**EXTRACT:**

Wednesday, April 3, 2013

CNN, statistical-minded proofreading, and percentages of percentages of percentages (of percentages)

This week's post should be a quick one - it has to do the media.  The poor, poor media.


Don't worry, business cat will make sense by the end of all of this.

Specifically my problem this week is with CNN, though they're by no means the only ones guilty of poor statistical reporting.  They're simply the one that I have most recently noticed.  Once you start looking, though, it's no real trick to catch any of the major news outlets in the same kind of gaffe.

The story in question is here:

http://schoolsofthought.blogs.cnn.com/2013/03/11/when-teachers-are-the-bullys-target/?hpt=hp_bn11

Please take note, this is not a discussion of content.  Obviously I was at least a little interested in the content to be reading the article, but this particular discussion should be completely free of content.  The main content of the article could be written in Latin - what's important today are simply the numbers and how they report them.

Now, to drill down into it as quickly as possible, the only paragraph we need concern ourselves with is a little past the halfway point of the article.  For your sake, here it is, copied from the article as originally seen several weeks ago but accessed today, April 3rd, 2013:

"MetLife’s 2012 Survey of the American Teacher revealed that job satisfaction is the lowest in more than 20 years. The survey reported that 29% of teachers said they are likely to leave the profession. That’s 12% higher than the number of teachers who said they would leave in 2009."

I'm sure I'm not the only one that starts to get a fight or flight response when I see any media outlet reporting statistics or percentages, but this paragraph throws up some pretty obvious flags that make a little anxious.

First off, they say that in 2012, x% of teachers are likely to something.  They tell you that this is a z% increase from 2009, but fail to provide you with y, or rather y%, the percent of teachers that were likely to do this same thing back in 2009.  

Some of you are getting a flight or flight response (I can feel it, even over the internets) because I just used letters instead of numbers.  I feel for you, I really do.  But this is grade school algebra I'm dropping on you.  If you have no idea how to do grade school algebra it shouldn't make you feel sad or angry or anxious, it should make you feel motivated to take a few hours and just learn grade school algebra.  If you know me, and want me to teach you, I will.  Honestly.  Just ask.  It will be quick and painless.

In any case, y is not given, but inferred.  We have an equation:

(y + (z/100)*y) = x

This equation has three variables, but only one unknown.  That means it's solvable for y.

**EXTRACTED ENTRIES:**
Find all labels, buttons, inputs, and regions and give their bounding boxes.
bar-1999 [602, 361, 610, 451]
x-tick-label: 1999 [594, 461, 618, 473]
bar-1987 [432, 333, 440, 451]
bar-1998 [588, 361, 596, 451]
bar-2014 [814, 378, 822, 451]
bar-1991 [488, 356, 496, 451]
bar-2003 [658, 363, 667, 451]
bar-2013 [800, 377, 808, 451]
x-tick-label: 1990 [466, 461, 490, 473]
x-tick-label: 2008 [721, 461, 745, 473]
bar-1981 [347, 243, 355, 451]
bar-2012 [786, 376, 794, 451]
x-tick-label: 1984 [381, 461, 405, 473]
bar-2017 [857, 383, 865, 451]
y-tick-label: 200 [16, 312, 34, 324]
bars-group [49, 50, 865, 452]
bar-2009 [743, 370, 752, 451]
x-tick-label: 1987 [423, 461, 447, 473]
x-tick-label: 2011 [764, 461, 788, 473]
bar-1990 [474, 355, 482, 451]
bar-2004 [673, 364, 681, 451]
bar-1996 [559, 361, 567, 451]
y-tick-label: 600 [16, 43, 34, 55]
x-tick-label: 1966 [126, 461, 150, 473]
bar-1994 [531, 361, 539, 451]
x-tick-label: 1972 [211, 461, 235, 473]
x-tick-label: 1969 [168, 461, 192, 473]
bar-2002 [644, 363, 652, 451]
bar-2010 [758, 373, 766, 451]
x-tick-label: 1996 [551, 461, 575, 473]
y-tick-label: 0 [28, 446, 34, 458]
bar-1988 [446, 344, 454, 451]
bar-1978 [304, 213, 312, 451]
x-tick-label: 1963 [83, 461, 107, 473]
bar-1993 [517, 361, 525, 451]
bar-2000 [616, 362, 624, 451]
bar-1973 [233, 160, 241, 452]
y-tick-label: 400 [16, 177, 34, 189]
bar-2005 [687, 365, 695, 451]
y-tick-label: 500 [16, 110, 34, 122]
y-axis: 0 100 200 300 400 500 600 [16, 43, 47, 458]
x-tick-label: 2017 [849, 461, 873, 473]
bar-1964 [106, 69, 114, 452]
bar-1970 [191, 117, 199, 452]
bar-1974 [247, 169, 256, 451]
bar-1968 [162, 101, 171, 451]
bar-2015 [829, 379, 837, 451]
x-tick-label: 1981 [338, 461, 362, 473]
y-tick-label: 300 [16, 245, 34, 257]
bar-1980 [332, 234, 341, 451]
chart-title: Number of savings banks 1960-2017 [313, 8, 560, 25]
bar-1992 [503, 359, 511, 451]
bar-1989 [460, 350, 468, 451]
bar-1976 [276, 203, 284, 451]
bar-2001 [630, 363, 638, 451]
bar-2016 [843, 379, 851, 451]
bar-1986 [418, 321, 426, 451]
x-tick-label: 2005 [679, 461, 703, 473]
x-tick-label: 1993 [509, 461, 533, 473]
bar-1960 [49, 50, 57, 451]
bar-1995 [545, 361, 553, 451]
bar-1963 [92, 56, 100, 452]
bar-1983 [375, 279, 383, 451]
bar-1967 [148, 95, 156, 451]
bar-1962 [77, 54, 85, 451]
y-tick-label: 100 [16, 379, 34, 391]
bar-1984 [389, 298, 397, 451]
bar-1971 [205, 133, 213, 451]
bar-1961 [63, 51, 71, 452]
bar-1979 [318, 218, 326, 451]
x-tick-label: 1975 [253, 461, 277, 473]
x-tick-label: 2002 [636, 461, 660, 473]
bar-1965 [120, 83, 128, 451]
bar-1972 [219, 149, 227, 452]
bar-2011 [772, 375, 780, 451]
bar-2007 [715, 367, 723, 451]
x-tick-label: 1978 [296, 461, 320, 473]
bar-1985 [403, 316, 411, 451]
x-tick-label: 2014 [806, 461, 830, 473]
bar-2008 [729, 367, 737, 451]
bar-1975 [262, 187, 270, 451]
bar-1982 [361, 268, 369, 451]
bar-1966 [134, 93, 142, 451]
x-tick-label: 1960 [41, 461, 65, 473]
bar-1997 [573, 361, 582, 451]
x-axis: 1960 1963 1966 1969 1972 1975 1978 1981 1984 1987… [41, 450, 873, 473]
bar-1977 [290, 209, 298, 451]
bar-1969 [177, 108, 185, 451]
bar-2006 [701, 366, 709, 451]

**TASKS:**
1 > In the blog post on statistical reporting, why does the author say y must be inferred, and why can it be solved for? Answer in one to three sentences.
2 > Answer these questions from the blog post on statistical reporting:
(a) What percentage of teachers said they are likely to leave the profession, according to the quoted survey?
(b) On what date was the article accessed for the quoted paragraph?
(c) In what language does the author say the article's main content could be written without affecting the discussion?
3 > Continue the blog post on statistical reporting, starting after its last sentence.

**ANSWERS FOR THE TASKS:**
1 > The news paragraph gives the 2012 figure (x%) and the increase since 2009 (z%) but leaves out y, the 2009 percentage. The equation (y + (z/100)*y) = x has three variables but only one unknown, so it can be solved for y.

2 >
(a) 29%
(b) April 3rd, 2013
(c) Latin

3 >
To clarify - for those that are looking at that equation like it is Latin - all that's happening in it is that we're taking a 2009 number (y), and increasing it (+) by a percent (z).  Percents are given as numbers from 0 to 100, but to do math in terms of incrementing we actually want a proportion, which ranges from 0 to 1.  We can easily change a percentage to a proportion by dividing by 100 (/100).

This proportion is the part of the first number that increases.  If there is some percentage growth (z), we take the original number (y), and add on to it the share of itself that it is growing by ((z/100)*y).

To make it concrete for you, if y is 10, and it grew by 50%, then the way we figure out what the new value (x) should be is to start with 10, and add on half (or .50*10 = 5).  Thus, a 50% increase to the number 10 results in the number 15.

Are we all on board with that?

Some of you might be saying, 'hey, this is different because you just did it on 10 and not on 10%'

You, good readers, have just hit on the teachable moment.

I used the number 10, but it doesn't matter.  For your sake I'm going to copy paste the same explanation but add in the % symbols.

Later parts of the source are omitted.